START
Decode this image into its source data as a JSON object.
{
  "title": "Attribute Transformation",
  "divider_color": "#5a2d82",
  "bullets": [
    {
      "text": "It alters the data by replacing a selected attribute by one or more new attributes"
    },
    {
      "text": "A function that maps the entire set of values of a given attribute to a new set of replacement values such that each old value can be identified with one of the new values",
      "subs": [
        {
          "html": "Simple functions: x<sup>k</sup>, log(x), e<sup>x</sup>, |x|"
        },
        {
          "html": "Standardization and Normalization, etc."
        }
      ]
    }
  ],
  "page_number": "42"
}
END
AIM: Count every line above that holds the word "data", and state the number and nothing more.

COMPLETE RESPONSE: 2